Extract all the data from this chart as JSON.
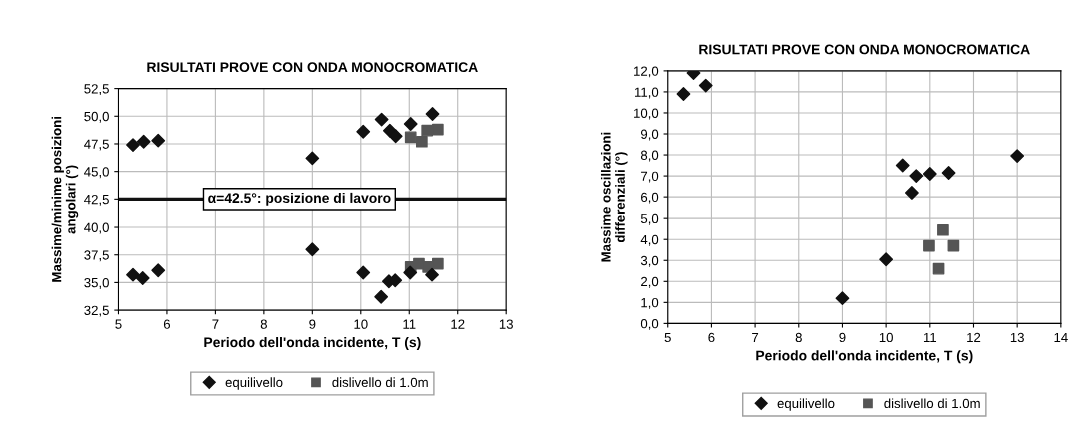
{
  "chart_data": [
    {
      "type": "scatter",
      "title": "RISULTATI PROVE CON ONDA MONOCROMATICA",
      "xlabel": "Periodo dell'onda incidente, T (s)",
      "ylabel": "Massime/minime posizioni\nangolari (°)",
      "series": [
        {
          "name": "equilivello",
          "color": "#111111",
          "marker": "diamond",
          "x": [
            5.3,
            5.52,
            5.82,
            9.0,
            10.05,
            10.43,
            10.6,
            10.72,
            11.03,
            11.48,
            5.3,
            5.5,
            5.82,
            9.0,
            10.05,
            10.42,
            10.58,
            10.71,
            11.02,
            11.47
          ],
          "values": [
            47.4,
            47.7,
            47.8,
            46.2,
            48.6,
            49.7,
            48.7,
            48.2,
            49.3,
            50.2,
            35.7,
            35.4,
            36.1,
            38.0,
            35.9,
            33.7,
            35.1,
            35.2,
            35.9,
            35.7
          ]
        },
        {
          "name": "dislivello di 1.0m",
          "color": "#555555",
          "marker": "square",
          "x": [
            11.03,
            11.26,
            11.37,
            11.59,
            11.03,
            11.2,
            11.39,
            11.59
          ],
          "values": [
            48.1,
            47.7,
            48.7,
            48.8,
            36.4,
            36.7,
            36.4,
            36.7
          ]
        }
      ],
      "xlim": [
        5,
        13
      ],
      "xticks": [
        5,
        6,
        7,
        8,
        9,
        10,
        11,
        12,
        13
      ],
      "ylim": [
        32.5,
        52.5
      ],
      "yticks": [
        {
          "value": 32.5,
          "label": "32,5"
        },
        {
          "value": 35,
          "label": "35,0"
        },
        {
          "value": 37.5,
          "label": "37,5"
        },
        {
          "value": 40,
          "label": "40,0"
        },
        {
          "value": 42.5,
          "label": "42,5"
        },
        {
          "value": 45,
          "label": "45,0"
        },
        {
          "value": 47.5,
          "label": "47,5"
        },
        {
          "value": 50,
          "label": "50,0"
        },
        {
          "value": 52.5,
          "label": "52,5"
        }
      ],
      "ref_lines": [
        {
          "axis": "y",
          "value": 42.5,
          "label": "α=42.5°: posizione di lavoro",
          "color": "#111111"
        }
      ],
      "grid": true,
      "legend": "bottom"
    },
    {
      "type": "scatter",
      "title": "RISULTATI PROVE CON ONDA MONOCROMATICA",
      "xlabel": "Periodo dell'onda incidente, T (s)",
      "ylabel": "Massime oscillazioni\ndifferenziali (°)",
      "series": [
        {
          "name": "equilivello",
          "color": "#111111",
          "marker": "diamond",
          "x": [
            5.36,
            5.59,
            5.87,
            9.0,
            10.0,
            10.38,
            10.69,
            10.59,
            11.0,
            11.43,
            13.0
          ],
          "values": [
            10.9,
            11.9,
            11.3,
            1.2,
            3.05,
            7.5,
            7.0,
            6.2,
            7.1,
            7.15,
            7.95
          ]
        },
        {
          "name": "dislivello di 1.0m",
          "color": "#555555",
          "marker": "square",
          "x": [
            11.3,
            10.98,
            11.54,
            11.2
          ],
          "values": [
            4.45,
            3.7,
            3.7,
            2.6
          ]
        }
      ],
      "xlim": [
        5,
        14
      ],
      "xticks": [
        5,
        6,
        7,
        8,
        9,
        10,
        11,
        12,
        13,
        14
      ],
      "ylim": [
        0,
        12
      ],
      "yticks": [
        {
          "value": 0,
          "label": "0,0"
        },
        {
          "value": 1,
          "label": "1,0"
        },
        {
          "value": 2,
          "label": "2,0"
        },
        {
          "value": 3,
          "label": "3,0"
        },
        {
          "value": 4,
          "label": "4,0"
        },
        {
          "value": 5,
          "label": "5,0"
        },
        {
          "value": 6,
          "label": "6,0"
        },
        {
          "value": 7,
          "label": "7,0"
        },
        {
          "value": 8,
          "label": "8,0"
        },
        {
          "value": 9,
          "label": "9,0"
        },
        {
          "value": 10,
          "label": "10,0"
        },
        {
          "value": 11,
          "label": "11,0"
        },
        {
          "value": 12,
          "label": "12,0"
        }
      ],
      "grid": true,
      "legend": "bottom"
    }
  ]
}
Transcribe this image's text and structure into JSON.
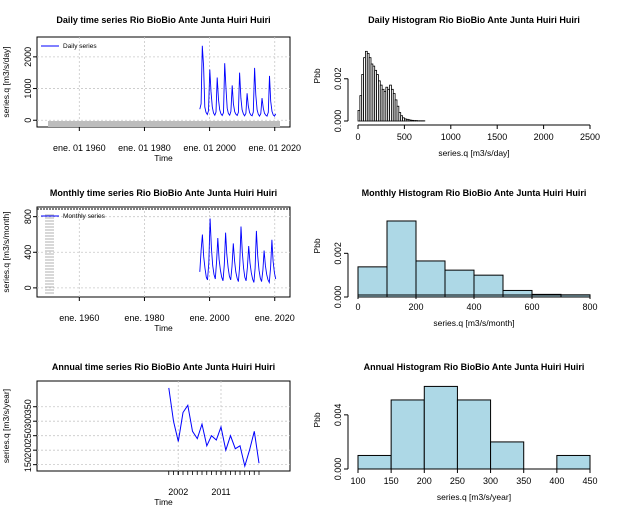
···
**Work required:** Go back to the records above and write them out exactly, without the pictures.

**Solution to this problem:**
Extract all the data from this chart as JSON.
{
  "chart_data": [
    {
      "type": "scatter",
      "title": "RISULTATI PROVE CON ONDA MONOCROMATICA",
      "xlabel": "Periodo dell'onda incidente, T (s)",
      "ylabel": "Massime/minime posizioni\nangolari (°)",
      "series": [
        {
          "name": "equilivello",
          "color": "#111111",
          "marker": "diamond",
          "x": [
            5.3,
            5.52,
            5.82,
            9.0,
            10.05,
            10.43,
            10.6,
            10.72,
            11.03,
            11.48,
            5.3,
            5.5,
            5.82,
            9.0,
            10.05,
            10.42,
            10.58,
            10.71,
            11.02,
            11.47
          ],
          "values": [
            47.4,
            47.7,
            47.8,
            46.2,
            48.6,
            49.7,
            48.7,
            48.2,
            49.3,
            50.2,
            35.7,
            35.4,
            36.1,
            38.0,
            35.9,
            33.7,
            35.1,
            35.2,
            35.9,
            35.7
          ]
        },
        {
          "name": "dislivello di 1.0m",
          "color": "#555555",
          "marker": "square",
          "x": [
            11.03,
            11.26,
            11.37,
            11.59,
            11.03,
            11.2,
            11.39,
            11.59
          ],
          "values": [
            48.1,
            47.7,
            48.7,
            48.8,
            36.4,
            36.7,
            36.4,
            36.7
          ]
        }
      ],
      "xlim": [
        5,
        13
      ],
      "xticks": [
        5,
        6,
        7,
        8,
        9,
        10,
        11,
        12,
        13
      ],
      "ylim": [
        32.5,
        52.5
      ],
      "yticks": [
        {
          "value": 32.5,
          "label": "32,5"
        },
        {
          "value": 35,
          "label": "35,0"
        },
        {
          "value": 37.5,
          "label": "37,5"
        },
        {
          "value": 40,
          "label": "40,0"
        },
        {
          "value": 42.5,
          "label": "42,5"
        },
        {
          "value": 45,
          "label": "45,0"
        },
        {
          "value": 47.5,
          "label": "47,5"
        },
        {
          "value": 50,
          "label": "50,0"
        },
        {
          "value": 52.5,
          "label": "52,5"
        }
      ],
      "ref_lines": [
        {
          "axis": "y",
          "value": 42.5,
          "label": "α=42.5°: posizione di lavoro",
          "color": "#111111"
        }
      ],
      "grid": true,
      "legend": "bottom"
    },
    {
      "type": "scatter",
      "title": "RISULTATI PROVE CON ONDA MONOCROMATICA",
      "xlabel": "Periodo dell'onda incidente, T (s)",
      "ylabel": "Massime oscillazioni\ndifferenziali (°)",
      "series": [
        {
          "name": "equilivello",
          "color": "#111111",
          "marker": "diamond",
          "x": [
            5.36,
            5.59,
            5.87,
            9.0,
            10.0,
            10.38,
            10.69,
            10.59,
            11.0,
            11.43,
            13.0
          ],
          "values": [
            10.9,
            11.9,
            11.3,
            1.2,
            3.05,
            7.5,
            7.0,
            6.2,
            7.1,
            7.15,
            7.95
          ]
        },
        {
          "name": "dislivello di 1.0m",
          "color": "#555555",
          "marker": "square",
          "x": [
            11.3,
            10.98,
            11.54,
            11.2
          ],
          "values": [
            4.45,
            3.7,
            3.7,
            2.6
          ]
        }
      ],
      "xlim": [
        5,
        14
      ],
      "xticks": [
        5,
        6,
        7,
        8,
        9,
        10,
        11,
        12,
        13,
        14
      ],
      "ylim": [
        0,
        12
      ],
      "yticks": [
        {
          "value": 0,
          "label": "0,0"
        },
        {
          "value": 1,
          "label": "1,0"
        },
        {
          "value": 2,
          "label": "2,0"
        },
        {
          "value": 3,
          "label": "3,0"
        },
        {
          "value": 4,
          "label": "4,0"
        },
        {
          "value": 5,
          "label": "5,0"
        },
        {
          "value": 6,
          "label": "6,0"
        },
        {
          "value": 7,
          "label": "7,0"
        },
        {
          "value": 8,
          "label": "8,0"
        },
        {
          "value": 9,
          "label": "9,0"
        },
        {
          "value": 10,
          "label": "10,0"
        },
        {
          "value": 11,
          "label": "11,0"
        },
        {
          "value": 12,
          "label": "12,0"
        }
      ],
      "grid": true,
      "legend": "bottom"
    }
  ]
}
Transcribe this image's text and structure into JSON.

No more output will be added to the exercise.